== Direction ==
Look through the listing and locate every line containing the word "title"; copy those lines.

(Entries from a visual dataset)
_____

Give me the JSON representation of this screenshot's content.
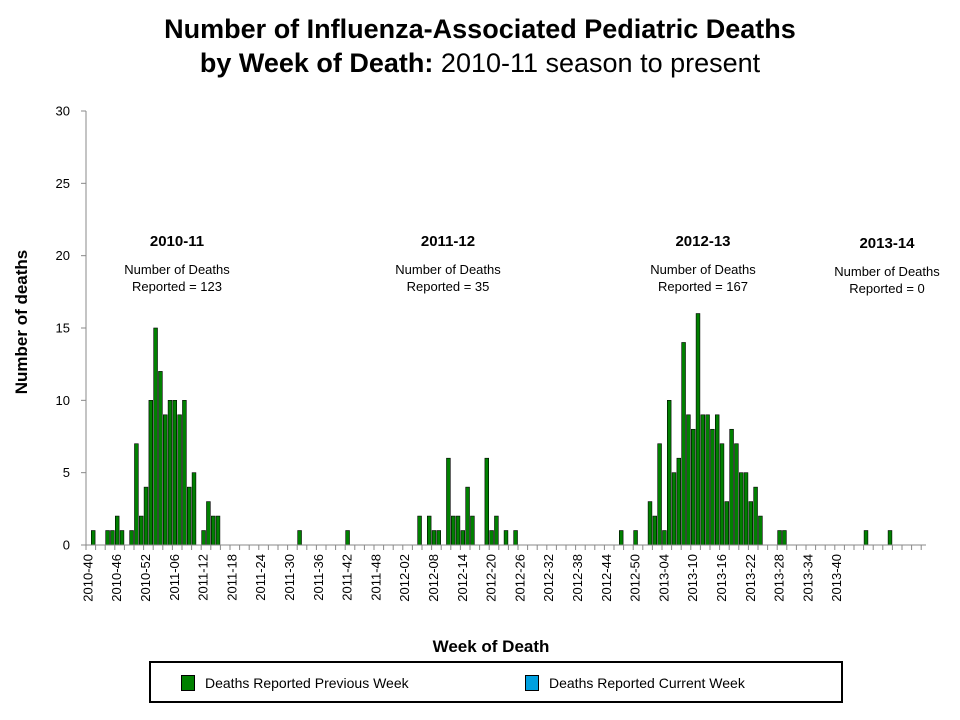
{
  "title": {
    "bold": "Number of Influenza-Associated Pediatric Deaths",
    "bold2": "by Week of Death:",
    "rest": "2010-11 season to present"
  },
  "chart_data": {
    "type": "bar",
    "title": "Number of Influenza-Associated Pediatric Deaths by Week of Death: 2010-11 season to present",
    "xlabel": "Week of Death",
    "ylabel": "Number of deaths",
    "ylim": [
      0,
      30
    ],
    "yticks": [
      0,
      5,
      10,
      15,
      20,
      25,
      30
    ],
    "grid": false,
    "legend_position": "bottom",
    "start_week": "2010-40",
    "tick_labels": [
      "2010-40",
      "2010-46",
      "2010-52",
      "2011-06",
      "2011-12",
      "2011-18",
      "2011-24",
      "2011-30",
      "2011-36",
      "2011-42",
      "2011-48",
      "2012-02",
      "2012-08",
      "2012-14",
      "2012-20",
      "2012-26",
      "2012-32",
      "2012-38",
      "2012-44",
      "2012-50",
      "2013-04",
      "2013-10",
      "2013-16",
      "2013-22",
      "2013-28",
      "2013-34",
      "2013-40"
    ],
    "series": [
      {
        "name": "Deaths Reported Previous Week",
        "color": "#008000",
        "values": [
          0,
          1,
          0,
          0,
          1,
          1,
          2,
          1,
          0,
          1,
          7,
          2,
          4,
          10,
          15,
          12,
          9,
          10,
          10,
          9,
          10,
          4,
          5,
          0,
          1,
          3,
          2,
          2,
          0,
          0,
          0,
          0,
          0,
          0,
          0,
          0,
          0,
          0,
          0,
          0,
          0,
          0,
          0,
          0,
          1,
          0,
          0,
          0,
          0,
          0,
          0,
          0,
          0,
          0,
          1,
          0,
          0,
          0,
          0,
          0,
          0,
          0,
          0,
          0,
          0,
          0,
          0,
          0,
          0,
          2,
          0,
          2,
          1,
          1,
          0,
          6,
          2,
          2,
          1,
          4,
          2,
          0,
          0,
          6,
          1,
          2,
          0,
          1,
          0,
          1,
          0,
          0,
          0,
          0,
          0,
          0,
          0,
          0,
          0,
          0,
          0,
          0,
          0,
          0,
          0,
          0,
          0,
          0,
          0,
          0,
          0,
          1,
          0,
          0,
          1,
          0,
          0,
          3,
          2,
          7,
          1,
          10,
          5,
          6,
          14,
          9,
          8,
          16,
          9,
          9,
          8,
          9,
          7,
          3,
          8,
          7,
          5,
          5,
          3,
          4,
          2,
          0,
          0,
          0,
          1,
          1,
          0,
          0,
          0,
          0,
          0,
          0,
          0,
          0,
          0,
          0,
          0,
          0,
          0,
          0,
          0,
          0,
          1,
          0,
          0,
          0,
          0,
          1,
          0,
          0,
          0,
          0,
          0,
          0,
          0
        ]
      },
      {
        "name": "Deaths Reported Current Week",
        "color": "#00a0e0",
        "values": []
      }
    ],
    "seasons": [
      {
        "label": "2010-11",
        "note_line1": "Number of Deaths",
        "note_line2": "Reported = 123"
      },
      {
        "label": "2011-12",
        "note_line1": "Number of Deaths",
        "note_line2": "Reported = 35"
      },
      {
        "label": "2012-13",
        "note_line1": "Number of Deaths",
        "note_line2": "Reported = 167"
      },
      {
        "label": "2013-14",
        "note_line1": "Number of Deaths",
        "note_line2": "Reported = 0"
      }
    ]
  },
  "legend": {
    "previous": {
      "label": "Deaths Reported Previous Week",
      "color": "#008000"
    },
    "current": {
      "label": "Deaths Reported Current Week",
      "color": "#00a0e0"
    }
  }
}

_____

== Correct answer ==
  "title": {
    "title": "Number of Influenza-Associated Pediatric Deaths by Week of Death: 2010-11 season to present",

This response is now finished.